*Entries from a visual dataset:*
++++++

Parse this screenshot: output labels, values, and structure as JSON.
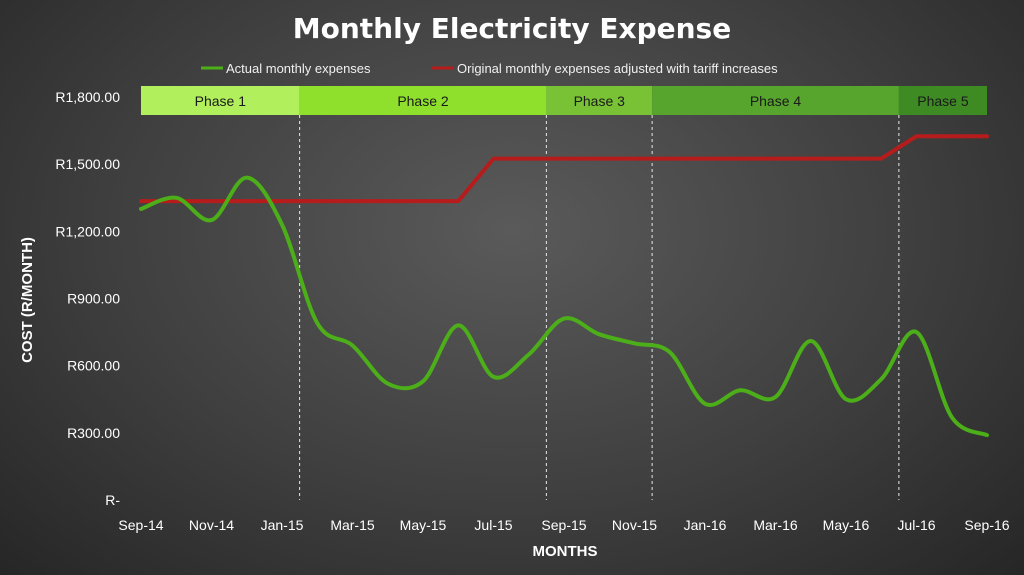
{
  "chart_data": {
    "type": "line",
    "title": "Monthly Electricity Expense",
    "xlabel": "MONTHS",
    "ylabel": "COST (R/MONTH)",
    "ylim": [
      0,
      1800
    ],
    "yticks": [
      {
        "value": 0,
        "label": "R-"
      },
      {
        "value": 300,
        "label": "R300.00"
      },
      {
        "value": 600,
        "label": "R600.00"
      },
      {
        "value": 900,
        "label": "R900.00"
      },
      {
        "value": 1200,
        "label": "R1,200.00"
      },
      {
        "value": 1500,
        "label": "R1,500.00"
      },
      {
        "value": 1800,
        "label": "R1,800.00"
      }
    ],
    "categories": [
      "Sep-14",
      "Oct-14",
      "Nov-14",
      "Dec-14",
      "Jan-15",
      "Feb-15",
      "Mar-15",
      "Apr-15",
      "May-15",
      "Jun-15",
      "Jul-15",
      "Aug-15",
      "Sep-15",
      "Oct-15",
      "Nov-15",
      "Dec-15",
      "Jan-16",
      "Feb-16",
      "Mar-16",
      "Apr-16",
      "May-16",
      "Jun-16",
      "Jul-16",
      "Aug-16",
      "Sep-16"
    ],
    "tick_labels": [
      "Sep-14",
      "Nov-14",
      "Jan-15",
      "Mar-15",
      "May-15",
      "Jul-15",
      "Sep-15",
      "Nov-15",
      "Jan-16",
      "Mar-16",
      "May-16",
      "Jul-16",
      "Sep-16"
    ],
    "series": [
      {
        "name": "Actual monthly expenses",
        "color": "#4caf1a",
        "values": [
          1300,
          1350,
          1250,
          1440,
          1230,
          790,
          690,
          520,
          530,
          780,
          550,
          650,
          810,
          740,
          700,
          660,
          430,
          490,
          460,
          710,
          450,
          540,
          750,
          370,
          290
        ]
      },
      {
        "name": "Original monthly expenses adjusted with tariff increases",
        "color": "#b71c1c",
        "values": [
          1335,
          1335,
          1335,
          1335,
          1335,
          1335,
          1335,
          1335,
          1335,
          1335,
          1525,
          1525,
          1525,
          1525,
          1525,
          1525,
          1525,
          1525,
          1525,
          1525,
          1525,
          1525,
          1625,
          1625,
          1625
        ]
      }
    ],
    "phases": [
      {
        "label": "Phase 1",
        "start": 0,
        "end": 5,
        "color": "#b2ef5c"
      },
      {
        "label": "Phase 2",
        "start": 5,
        "end": 12,
        "color": "#8ee02c"
      },
      {
        "label": "Phase 3",
        "start": 12,
        "end": 15,
        "color": "#79c235"
      },
      {
        "label": "Phase 4",
        "start": 15,
        "end": 22,
        "color": "#57a52c"
      },
      {
        "label": "Phase 5",
        "start": 22,
        "end": 24,
        "color": "#3e8b24"
      }
    ],
    "grid": false,
    "legend_position": "top"
  }
}
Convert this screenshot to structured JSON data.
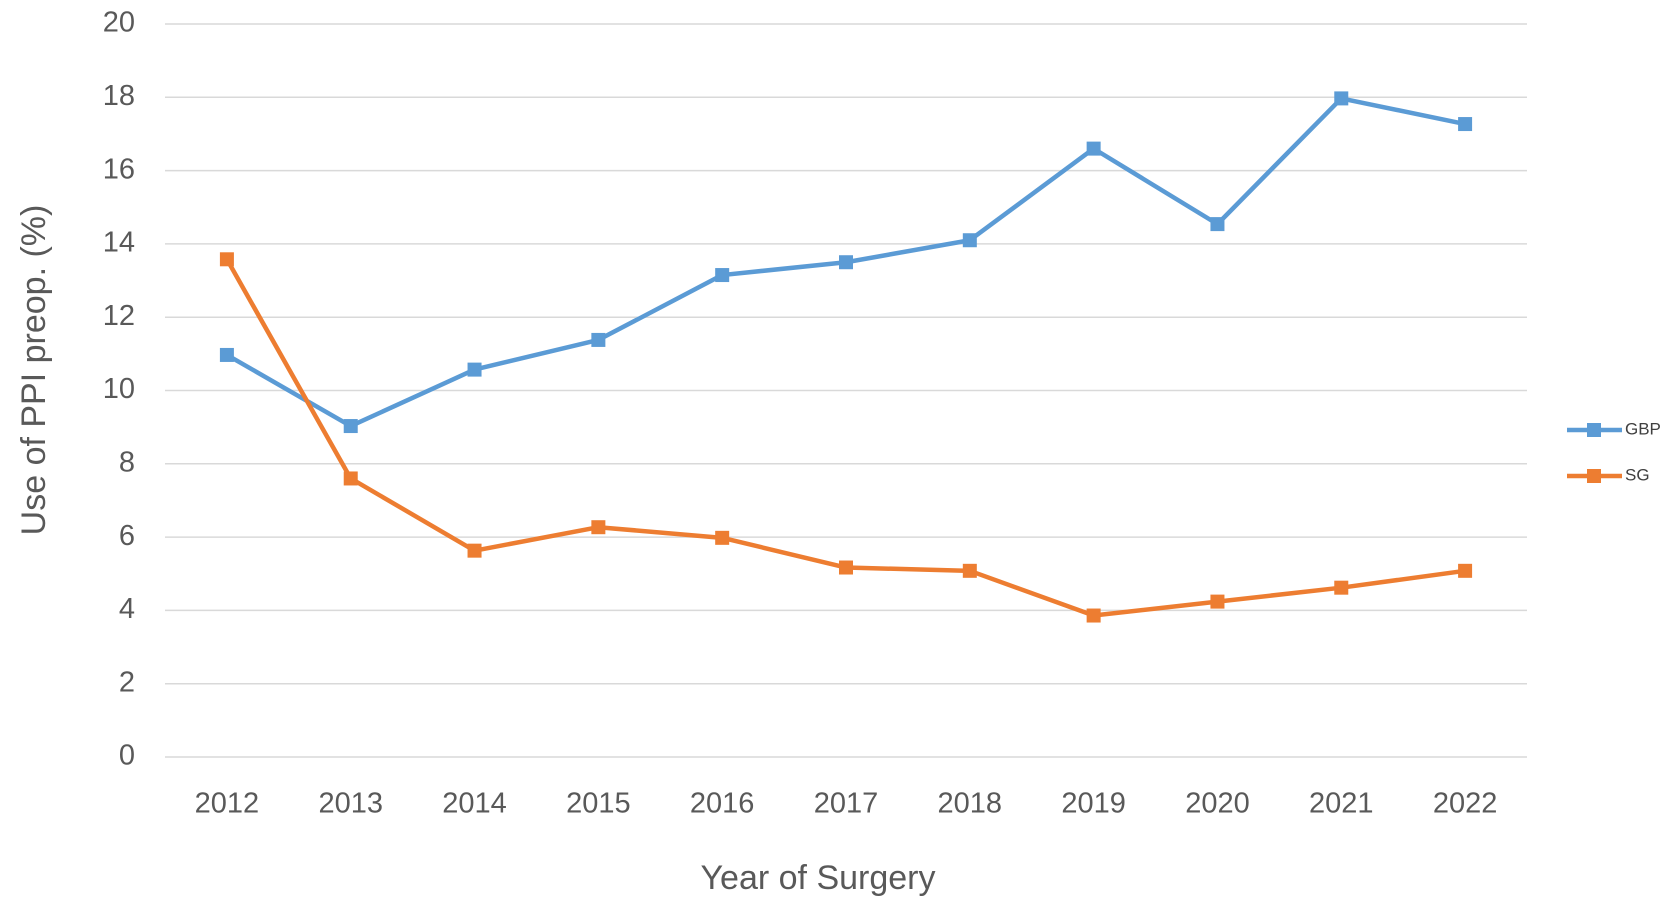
{
  "chart_data": {
    "type": "line",
    "x_label": "Year of Surgery",
    "y_label": "Use of PPI preop. (%)",
    "categories": [
      "2012",
      "2013",
      "2014",
      "2015",
      "2016",
      "2017",
      "2018",
      "2019",
      "2020",
      "2021",
      "2022"
    ],
    "series": [
      {
        "name": "GBP",
        "color": "#5b9bd5",
        "values": [
          10.97,
          9.03,
          10.57,
          11.38,
          13.15,
          13.5,
          14.1,
          16.6,
          14.54,
          17.97,
          17.27
        ]
      },
      {
        "name": "SG",
        "color": "#ed7d31",
        "values": [
          13.58,
          7.6,
          5.63,
          6.27,
          5.98,
          5.17,
          5.08,
          3.86,
          4.24,
          4.62,
          5.08
        ]
      }
    ],
    "ylim": [
      0,
      20
    ],
    "yticks": [
      0,
      2,
      4,
      6,
      8,
      10,
      12,
      14,
      16,
      18,
      20
    ],
    "grid": true,
    "legend": "right"
  }
}
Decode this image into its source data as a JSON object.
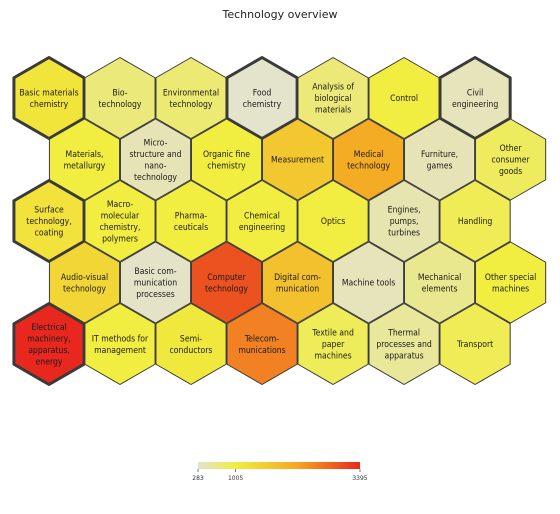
{
  "title": "Technology overview",
  "chart_data": {
    "type": "heatmap",
    "title": "Technology overview",
    "layout": "hexagonal grid",
    "color_scale": {
      "min": 283,
      "mid": 1005,
      "max": 3395,
      "tick_labels": [
        "283",
        "1005",
        "3395"
      ],
      "colors": [
        "#e3e2d2",
        "#f1ee40",
        "#f5a623",
        "#e8281e"
      ]
    },
    "cells": [
      {
        "label": [
          "Basic materials",
          "chemistry"
        ],
        "row": 0,
        "col": 0,
        "value": 1150,
        "highlight": true
      },
      {
        "label": [
          "Bio-",
          "technology"
        ],
        "row": 0,
        "col": 1,
        "value": 720,
        "highlight": false
      },
      {
        "label": [
          "Environmental",
          "technology"
        ],
        "row": 0,
        "col": 2,
        "value": 760,
        "highlight": false
      },
      {
        "label": [
          "Food",
          "chemistry"
        ],
        "row": 0,
        "col": 3,
        "value": 320,
        "highlight": true
      },
      {
        "label": [
          "Analysis of",
          "biological",
          "materials"
        ],
        "row": 0,
        "col": 4,
        "value": 730,
        "highlight": false
      },
      {
        "label": [
          "Control"
        ],
        "row": 0,
        "col": 5,
        "value": 1000,
        "highlight": false
      },
      {
        "label": [
          "Civil",
          "engineering"
        ],
        "row": 0,
        "col": 6,
        "value": 400,
        "highlight": true
      },
      {
        "label": [
          "Materials,",
          "metallurgy"
        ],
        "row": 1,
        "col": 0,
        "value": 1000,
        "highlight": false
      },
      {
        "label": [
          "Micro-",
          "structure and",
          "nano-",
          "technology"
        ],
        "row": 1,
        "col": 1,
        "value": 420,
        "highlight": false
      },
      {
        "label": [
          "Organic fine",
          "chemistry"
        ],
        "row": 1,
        "col": 2,
        "value": 1000,
        "highlight": false
      },
      {
        "label": [
          "Measurement"
        ],
        "row": 1,
        "col": 3,
        "value": 1650,
        "highlight": false
      },
      {
        "label": [
          "Medical",
          "technology"
        ],
        "row": 1,
        "col": 4,
        "value": 2100,
        "highlight": false
      },
      {
        "label": [
          "Furniture,",
          "games"
        ],
        "row": 1,
        "col": 5,
        "value": 420,
        "highlight": false
      },
      {
        "label": [
          "Other",
          "consumer",
          "goods"
        ],
        "row": 1,
        "col": 6,
        "value": 850,
        "highlight": false
      },
      {
        "label": [
          "Surface",
          "technology,",
          "coating"
        ],
        "row": 2,
        "col": 0,
        "value": 1200,
        "highlight": true
      },
      {
        "label": [
          "Macro-",
          "molecular",
          "chemistry,",
          "polymers"
        ],
        "row": 2,
        "col": 1,
        "value": 1000,
        "highlight": false
      },
      {
        "label": [
          "Pharma-",
          "ceuticals"
        ],
        "row": 2,
        "col": 2,
        "value": 1000,
        "highlight": false
      },
      {
        "label": [
          "Chemical",
          "engineering"
        ],
        "row": 2,
        "col": 3,
        "value": 1000,
        "highlight": false
      },
      {
        "label": [
          "Optics"
        ],
        "row": 2,
        "col": 4,
        "value": 1000,
        "highlight": false
      },
      {
        "label": [
          "Engines,",
          "pumps,",
          "turbines"
        ],
        "row": 2,
        "col": 5,
        "value": 450,
        "highlight": false
      },
      {
        "label": [
          "Handling"
        ],
        "row": 2,
        "col": 6,
        "value": 900,
        "highlight": false
      },
      {
        "label": [
          "Audio-visual",
          "technology"
        ],
        "row": 3,
        "col": 0,
        "value": 1400,
        "highlight": false
      },
      {
        "label": [
          "Basic com-",
          "munication",
          "processes"
        ],
        "row": 3,
        "col": 1,
        "value": 330,
        "highlight": false
      },
      {
        "label": [
          "Computer",
          "technology"
        ],
        "row": 3,
        "col": 2,
        "value": 3000,
        "highlight": false
      },
      {
        "label": [
          "Digital com-",
          "munication"
        ],
        "row": 3,
        "col": 3,
        "value": 1750,
        "highlight": false
      },
      {
        "label": [
          "Machine tools"
        ],
        "row": 3,
        "col": 4,
        "value": 400,
        "highlight": false
      },
      {
        "label": [
          "Mechanical",
          "elements"
        ],
        "row": 3,
        "col": 5,
        "value": 620,
        "highlight": false
      },
      {
        "label": [
          "Other special",
          "machines"
        ],
        "row": 3,
        "col": 6,
        "value": 1000,
        "highlight": false
      },
      {
        "label": [
          "Electrical",
          "machinery,",
          "apparatus,",
          "energy"
        ],
        "row": 4,
        "col": 0,
        "value": 3395,
        "highlight": true
      },
      {
        "label": [
          "IT methods for",
          "management"
        ],
        "row": 4,
        "col": 1,
        "value": 1000,
        "highlight": false
      },
      {
        "label": [
          "Semi-",
          "conductors"
        ],
        "row": 4,
        "col": 2,
        "value": 1100,
        "highlight": false
      },
      {
        "label": [
          "Telecom-",
          "munications"
        ],
        "row": 4,
        "col": 3,
        "value": 2550,
        "highlight": false
      },
      {
        "label": [
          "Textile and",
          "paper",
          "machines"
        ],
        "row": 4,
        "col": 4,
        "value": 880,
        "highlight": false
      },
      {
        "label": [
          "Thermal",
          "processes and",
          "apparatus"
        ],
        "row": 4,
        "col": 5,
        "value": 560,
        "highlight": false
      },
      {
        "label": [
          "Transport"
        ],
        "row": 4,
        "col": 6,
        "value": 900,
        "highlight": false
      }
    ]
  }
}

++++++

*Stated goal:* From the entries above, copy every line where the word "start" shows up.

*The completed task:*
        "start": 0,
        "start": 5,
        "start": 12,
        "start": 15,
        "start": 22,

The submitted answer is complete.